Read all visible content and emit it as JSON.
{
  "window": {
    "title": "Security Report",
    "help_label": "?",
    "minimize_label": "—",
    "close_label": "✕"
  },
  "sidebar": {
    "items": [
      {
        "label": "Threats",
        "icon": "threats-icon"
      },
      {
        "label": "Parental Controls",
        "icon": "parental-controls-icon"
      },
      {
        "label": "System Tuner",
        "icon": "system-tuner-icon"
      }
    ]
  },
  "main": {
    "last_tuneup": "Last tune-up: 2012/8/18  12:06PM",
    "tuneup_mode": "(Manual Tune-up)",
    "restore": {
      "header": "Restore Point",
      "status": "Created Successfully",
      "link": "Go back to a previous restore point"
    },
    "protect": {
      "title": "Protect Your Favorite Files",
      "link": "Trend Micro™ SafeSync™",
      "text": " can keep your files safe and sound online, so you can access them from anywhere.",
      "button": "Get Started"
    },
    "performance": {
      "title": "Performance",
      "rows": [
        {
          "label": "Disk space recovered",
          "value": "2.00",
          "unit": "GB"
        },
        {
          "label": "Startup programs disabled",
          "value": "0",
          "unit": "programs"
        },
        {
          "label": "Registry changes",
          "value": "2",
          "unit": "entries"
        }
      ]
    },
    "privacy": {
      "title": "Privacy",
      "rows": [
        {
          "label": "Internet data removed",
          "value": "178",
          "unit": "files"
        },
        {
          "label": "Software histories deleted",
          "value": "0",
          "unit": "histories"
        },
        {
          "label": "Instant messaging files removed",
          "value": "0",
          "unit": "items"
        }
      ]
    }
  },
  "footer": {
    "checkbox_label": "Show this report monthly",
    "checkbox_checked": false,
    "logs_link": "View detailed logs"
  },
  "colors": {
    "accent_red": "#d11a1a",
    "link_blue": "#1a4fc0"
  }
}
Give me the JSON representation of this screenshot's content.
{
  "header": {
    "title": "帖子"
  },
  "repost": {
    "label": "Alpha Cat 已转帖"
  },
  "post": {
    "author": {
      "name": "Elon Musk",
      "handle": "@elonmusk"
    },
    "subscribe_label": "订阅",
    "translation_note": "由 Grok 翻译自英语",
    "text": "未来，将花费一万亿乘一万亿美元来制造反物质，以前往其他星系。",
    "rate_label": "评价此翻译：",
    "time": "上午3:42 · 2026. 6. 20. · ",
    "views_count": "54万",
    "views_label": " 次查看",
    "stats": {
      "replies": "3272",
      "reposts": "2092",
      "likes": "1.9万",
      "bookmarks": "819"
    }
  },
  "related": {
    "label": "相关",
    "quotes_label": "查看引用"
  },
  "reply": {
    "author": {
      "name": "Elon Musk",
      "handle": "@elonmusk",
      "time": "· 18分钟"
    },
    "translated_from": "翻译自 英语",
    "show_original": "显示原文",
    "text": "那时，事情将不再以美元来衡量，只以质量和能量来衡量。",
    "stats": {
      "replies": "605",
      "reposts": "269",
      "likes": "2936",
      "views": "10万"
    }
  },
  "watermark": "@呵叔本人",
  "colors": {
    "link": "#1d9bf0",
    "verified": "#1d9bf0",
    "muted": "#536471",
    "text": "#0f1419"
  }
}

++++

- [GOAL OF THE EXERCISE]:
The whole listing above needs to be written out again exactly.

- [OUTPUT FOR THIS EXERCISE]:
Read all visible content and emit it as JSON.
{
  "window": {
    "title": "Security Report",
    "help_label": "?",
    "minimize_label": "—",
    "close_label": "✕"
  },
  "sidebar": {
    "items": [
      {
        "label": "Threats",
        "icon": "threats-icon"
      },
      {
        "label": "Parental Controls",
        "icon": "parental-controls-icon"
      },
      {
        "label": "System Tuner",
        "icon": "system-tuner-icon"
      }
    ]
  },
  "main": {
    "last_tuneup": "Last tune-up: 2012/8/18  12:06PM",
    "tuneup_mode": "(Manual Tune-up)",
    "restore": {
      "header": "Restore Point",
      "status": "Created Successfully",
      "link": "Go back to a previous restore point"
    },
    "protect": {
      "title": "Protect Your Favorite Files",
      "link": "Trend Micro™ SafeSync™",
      "text": " can keep your files safe and sound online, so you can access them from anywhere.",
      "button": "Get Started"
    },
    "performance": {
      "title": "Performance",
      "rows": [
        {
          "label": "Disk space recovered",
          "value": "2.00",
          "unit": "GB"
        },
        {
          "label": "Startup programs disabled",
          "value": "0",
          "unit": "programs"
        },
        {
          "label": "Registry changes",
          "value": "2",
          "unit": "entries"
        }
      ]
    },
    "privacy": {
      "title": "Privacy",
      "rows": [
        {
          "label": "Internet data removed",
          "value": "178",
          "unit": "files"
        },
        {
          "label": "Software histories deleted",
          "value": "0",
          "unit": "histories"
        },
        {
          "label": "Instant messaging files removed",
          "value": "0",
          "unit": "items"
        }
      ]
    }
  },
  "footer": {
    "checkbox_label": "Show this report monthly",
    "checkbox_checked": false,
    "logs_link": "View detailed logs"
  },
  "colors": {
    "accent_red": "#d11a1a",
    "link_blue": "#1a4fc0"
  }
}
Give me the JSON representation of this screenshot's content.
{
  "header": {
    "title": "帖子"
  },
  "repost": {
    "label": "Alpha Cat 已转帖"
  },
  "post": {
    "author": {
      "name": "Elon Musk",
      "handle": "@elonmusk"
    },
    "subscribe_label": "订阅",
    "translation_note": "由 Grok 翻译自英语",
    "text": "未来，将花费一万亿乘一万亿美元来制造反物质，以前往其他星系。",
    "rate_label": "评价此翻译：",
    "time": "上午3:42 · 2026. 6. 20. · ",
    "views_count": "54万",
    "views_label": " 次查看",
    "stats": {
      "replies": "3272",
      "reposts": "2092",
      "likes": "1.9万",
      "bookmarks": "819"
    }
  },
  "related": {
    "label": "相关",
    "quotes_label": "查看引用"
  },
  "reply": {
    "author": {
      "name": "Elon Musk",
      "handle": "@elonmusk",
      "time": "· 18分钟"
    },
    "translated_from": "翻译自 英语",
    "show_original": "显示原文",
    "text": "那时，事情将不再以美元来衡量，只以质量和能量来衡量。",
    "stats": {
      "replies": "605",
      "reposts": "269",
      "likes": "2936",
      "views": "10万"
    }
  },
  "watermark": "@呵叔本人",
  "colors": {
    "link": "#1d9bf0",
    "verified": "#1d9bf0",
    "muted": "#536471",
    "text": "#0f1419"
  }
}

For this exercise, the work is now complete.